Give an exact copy of every line, leaving images out.
#####
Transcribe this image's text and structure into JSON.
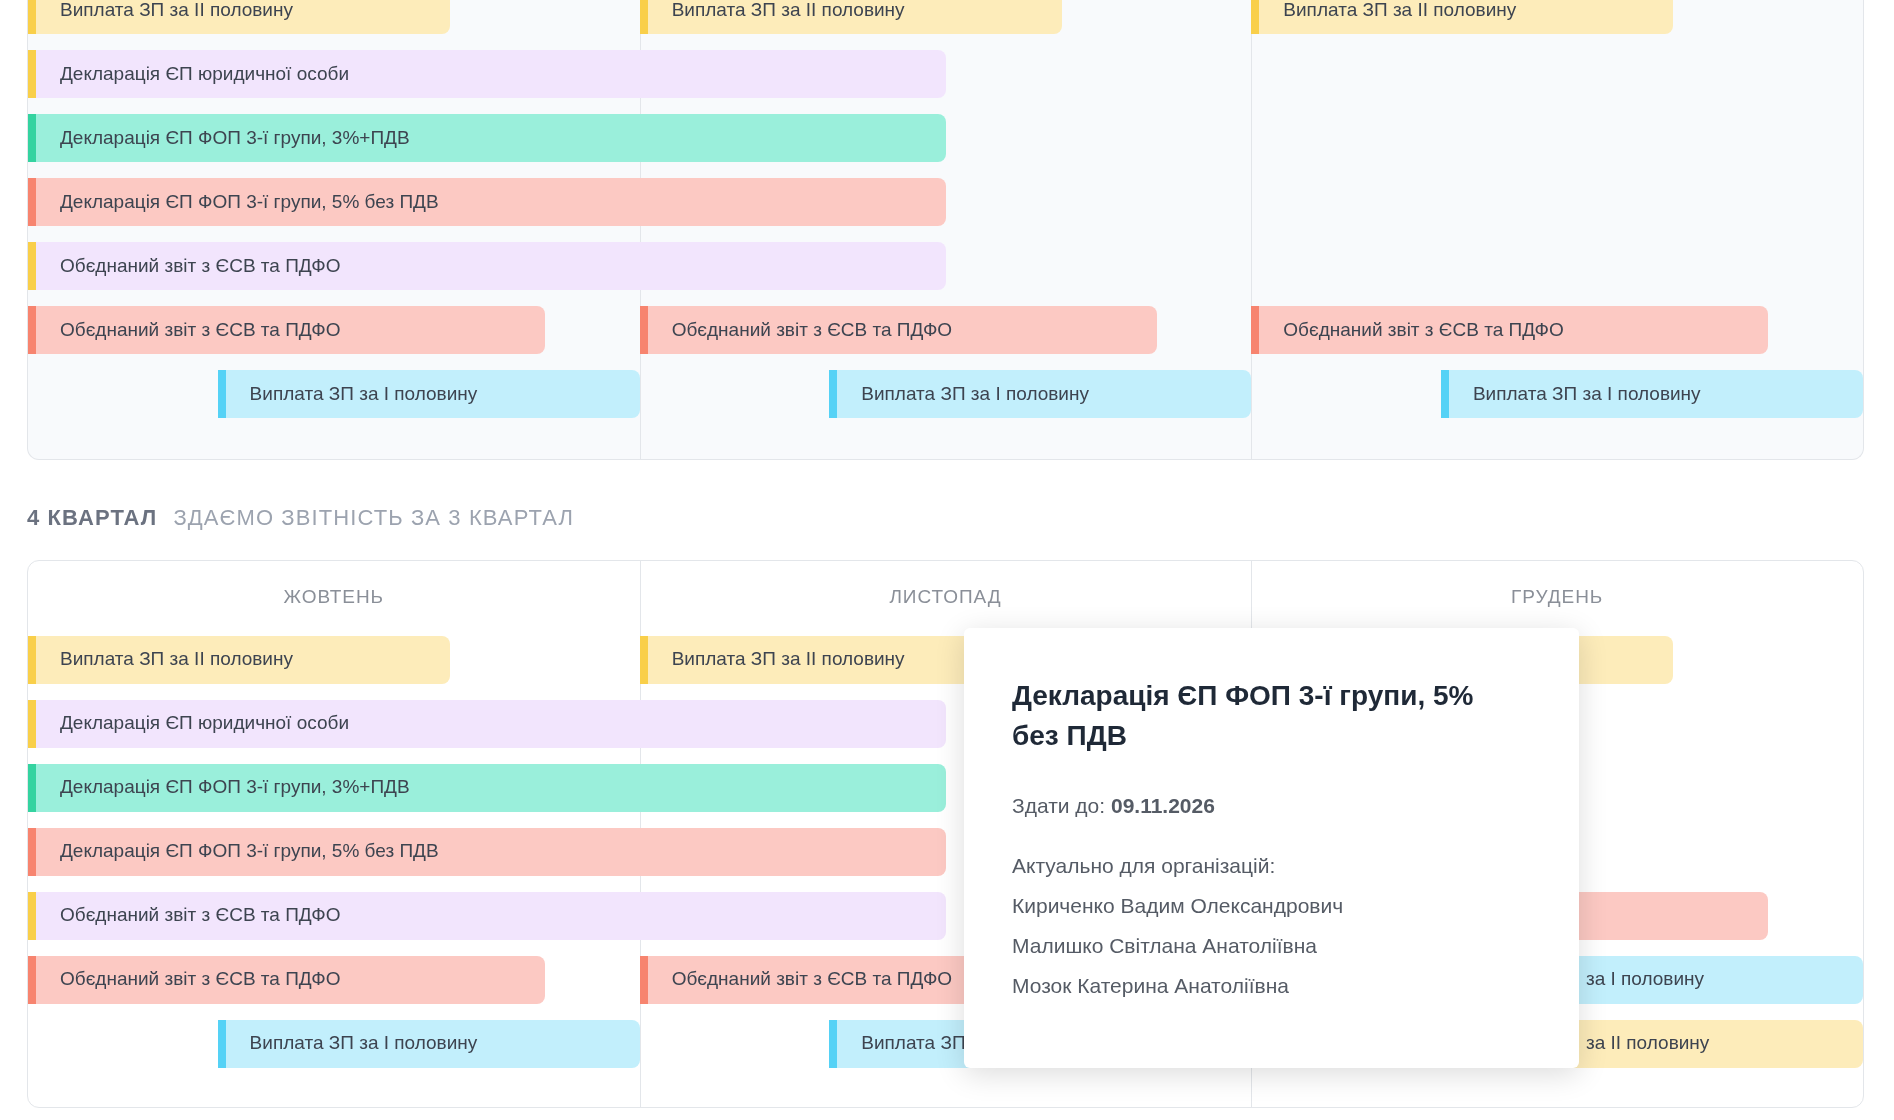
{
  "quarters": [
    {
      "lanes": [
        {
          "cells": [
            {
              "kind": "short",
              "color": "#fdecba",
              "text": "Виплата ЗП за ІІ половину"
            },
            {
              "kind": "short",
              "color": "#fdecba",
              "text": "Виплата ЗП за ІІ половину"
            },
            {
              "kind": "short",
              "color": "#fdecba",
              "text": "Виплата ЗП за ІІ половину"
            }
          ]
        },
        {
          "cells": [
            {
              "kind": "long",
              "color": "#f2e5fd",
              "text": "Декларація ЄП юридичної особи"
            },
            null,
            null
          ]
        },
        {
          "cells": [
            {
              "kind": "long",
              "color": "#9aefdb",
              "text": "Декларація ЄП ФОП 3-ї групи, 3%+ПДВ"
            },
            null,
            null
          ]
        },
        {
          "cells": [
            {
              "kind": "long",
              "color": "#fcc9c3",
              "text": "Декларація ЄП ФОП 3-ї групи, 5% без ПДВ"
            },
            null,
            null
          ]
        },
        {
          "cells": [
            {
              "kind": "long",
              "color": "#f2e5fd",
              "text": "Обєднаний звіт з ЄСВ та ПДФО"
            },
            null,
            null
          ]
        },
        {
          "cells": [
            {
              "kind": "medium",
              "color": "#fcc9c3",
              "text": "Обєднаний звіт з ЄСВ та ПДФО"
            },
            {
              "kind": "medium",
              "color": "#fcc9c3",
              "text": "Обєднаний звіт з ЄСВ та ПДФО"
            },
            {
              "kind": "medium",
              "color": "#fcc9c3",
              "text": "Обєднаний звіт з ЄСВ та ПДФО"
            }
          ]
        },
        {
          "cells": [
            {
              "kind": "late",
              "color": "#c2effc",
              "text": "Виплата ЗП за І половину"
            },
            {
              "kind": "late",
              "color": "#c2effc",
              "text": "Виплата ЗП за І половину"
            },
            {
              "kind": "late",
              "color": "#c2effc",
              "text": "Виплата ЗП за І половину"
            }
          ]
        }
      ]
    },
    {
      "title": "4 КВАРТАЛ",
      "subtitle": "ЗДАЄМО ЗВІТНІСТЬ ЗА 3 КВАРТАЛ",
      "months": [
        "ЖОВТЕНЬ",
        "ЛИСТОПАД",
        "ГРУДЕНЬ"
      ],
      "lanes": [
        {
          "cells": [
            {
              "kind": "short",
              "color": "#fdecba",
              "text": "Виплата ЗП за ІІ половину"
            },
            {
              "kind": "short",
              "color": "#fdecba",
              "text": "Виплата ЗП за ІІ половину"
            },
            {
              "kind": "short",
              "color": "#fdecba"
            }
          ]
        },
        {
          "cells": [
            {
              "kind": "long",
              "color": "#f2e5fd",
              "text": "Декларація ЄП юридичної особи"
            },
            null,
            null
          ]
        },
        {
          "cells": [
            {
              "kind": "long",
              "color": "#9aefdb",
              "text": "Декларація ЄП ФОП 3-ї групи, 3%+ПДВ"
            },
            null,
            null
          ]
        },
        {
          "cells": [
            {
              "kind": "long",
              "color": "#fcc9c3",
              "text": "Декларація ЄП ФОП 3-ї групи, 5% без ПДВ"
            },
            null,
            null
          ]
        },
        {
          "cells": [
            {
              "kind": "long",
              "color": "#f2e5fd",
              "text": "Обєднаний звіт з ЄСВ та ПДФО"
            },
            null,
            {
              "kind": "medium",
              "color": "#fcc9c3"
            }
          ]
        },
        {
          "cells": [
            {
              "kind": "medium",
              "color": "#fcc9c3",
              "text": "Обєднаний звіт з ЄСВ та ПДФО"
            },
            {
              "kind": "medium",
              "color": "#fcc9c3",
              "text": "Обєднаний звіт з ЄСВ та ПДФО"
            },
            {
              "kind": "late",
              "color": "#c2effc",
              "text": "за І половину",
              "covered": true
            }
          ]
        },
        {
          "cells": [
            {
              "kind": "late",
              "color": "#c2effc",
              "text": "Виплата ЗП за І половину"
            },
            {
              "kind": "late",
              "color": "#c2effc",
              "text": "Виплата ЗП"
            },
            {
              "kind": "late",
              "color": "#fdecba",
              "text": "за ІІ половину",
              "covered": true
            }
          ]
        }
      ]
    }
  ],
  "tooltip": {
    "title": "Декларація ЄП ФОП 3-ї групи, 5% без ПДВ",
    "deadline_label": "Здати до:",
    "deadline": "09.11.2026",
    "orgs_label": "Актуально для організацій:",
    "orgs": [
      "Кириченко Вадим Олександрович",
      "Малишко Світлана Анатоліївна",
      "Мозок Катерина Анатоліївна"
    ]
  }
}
#####
**Answer to this problem:**
Transcribe this image's text and structure into JSON.
{
  "quarters": [
    {
      "lanes": [
        {
          "cells": [
            {
              "kind": "short",
              "color": "#fdecba",
              "text": "Виплата ЗП за ІІ половину"
            },
            {
              "kind": "short",
              "color": "#fdecba",
              "text": "Виплата ЗП за ІІ половину"
            },
            {
              "kind": "short",
              "color": "#fdecba",
              "text": "Виплата ЗП за ІІ половину"
            }
          ]
        },
        {
          "cells": [
            {
              "kind": "long",
              "color": "#f2e5fd",
              "text": "Декларація ЄП юридичної особи"
            },
            null,
            null
          ]
        },
        {
          "cells": [
            {
              "kind": "long",
              "color": "#9aefdb",
              "text": "Декларація ЄП ФОП 3-ї групи, 3%+ПДВ"
            },
            null,
            null
          ]
        },
        {
          "cells": [
            {
              "kind": "long",
              "color": "#fcc9c3",
              "text": "Декларація ЄП ФОП 3-ї групи, 5% без ПДВ"
            },
            null,
            null
          ]
        },
        {
          "cells": [
            {
              "kind": "long",
              "color": "#f2e5fd",
              "text": "Обєднаний звіт з ЄСВ та ПДФО"
            },
            null,
            null
          ]
        },
        {
          "cells": [
            {
              "kind": "medium",
              "color": "#fcc9c3",
              "text": "Обєднаний звіт з ЄСВ та ПДФО"
            },
            {
              "kind": "medium",
              "color": "#fcc9c3",
              "text": "Обєднаний звіт з ЄСВ та ПДФО"
            },
            {
              "kind": "medium",
              "color": "#fcc9c3",
              "text": "Обєднаний звіт з ЄСВ та ПДФО"
            }
          ]
        },
        {
          "cells": [
            {
              "kind": "late",
              "color": "#c2effc",
              "text": "Виплата ЗП за І половину"
            },
            {
              "kind": "late",
              "color": "#c2effc",
              "text": "Виплата ЗП за І половину"
            },
            {
              "kind": "late",
              "color": "#c2effc",
              "text": "Виплата ЗП за І половину"
            }
          ]
        }
      ]
    },
    {
      "title": "4 КВАРТАЛ",
      "subtitle": "ЗДАЄМО ЗВІТНІСТЬ ЗА 3 КВАРТАЛ",
      "months": [
        "ЖОВТЕНЬ",
        "ЛИСТОПАД",
        "ГРУДЕНЬ"
      ],
      "lanes": [
        {
          "cells": [
            {
              "kind": "short",
              "color": "#fdecba",
              "text": "Виплата ЗП за ІІ половину"
            },
            {
              "kind": "short",
              "color": "#fdecba",
              "text": "Виплата ЗП за ІІ половину"
            },
            {
              "kind": "short",
              "color": "#fdecba"
            }
          ]
        },
        {
          "cells": [
            {
              "kind": "long",
              "color": "#f2e5fd",
              "text": "Декларація ЄП юридичної особи"
            },
            null,
            null
          ]
        },
        {
          "cells": [
            {
              "kind": "long",
              "color": "#9aefdb",
              "text": "Декларація ЄП ФОП 3-ї групи, 3%+ПДВ"
            },
            null,
            null
          ]
        },
        {
          "cells": [
            {
              "kind": "long",
              "color": "#fcc9c3",
              "text": "Декларація ЄП ФОП 3-ї групи, 5% без ПДВ"
            },
            null,
            null
          ]
        },
        {
          "cells": [
            {
              "kind": "long",
              "color": "#f2e5fd",
              "text": "Обєднаний звіт з ЄСВ та ПДФО"
            },
            null,
            {
              "kind": "medium",
              "color": "#fcc9c3"
            }
          ]
        },
        {
          "cells": [
            {
              "kind": "medium",
              "color": "#fcc9c3",
              "text": "Обєднаний звіт з ЄСВ та ПДФО"
            },
            {
              "kind": "medium",
              "color": "#fcc9c3",
              "text": "Обєднаний звіт з ЄСВ та ПДФО"
            },
            {
              "kind": "late",
              "color": "#c2effc",
              "text": "за І половину",
              "covered": true
            }
          ]
        },
        {
          "cells": [
            {
              "kind": "late",
              "color": "#c2effc",
              "text": "Виплата ЗП за І половину"
            },
            {
              "kind": "late",
              "color": "#c2effc",
              "text": "Виплата ЗП"
            },
            {
              "kind": "late",
              "color": "#fdecba",
              "text": "за ІІ половину",
              "covered": true
            }
          ]
        }
      ]
    }
  ],
  "tooltip": {
    "title": "Декларація ЄП ФОП 3-ї групи, 5% без ПДВ",
    "deadline_label": "Здати до:",
    "deadline": "09.11.2026",
    "orgs_label": "Актуально для організацій:",
    "orgs": [
      "Кириченко Вадим Олександрович",
      "Малишко Світлана Анатоліївна",
      "Мозок Катерина Анатоліївна"
    ]
  }
}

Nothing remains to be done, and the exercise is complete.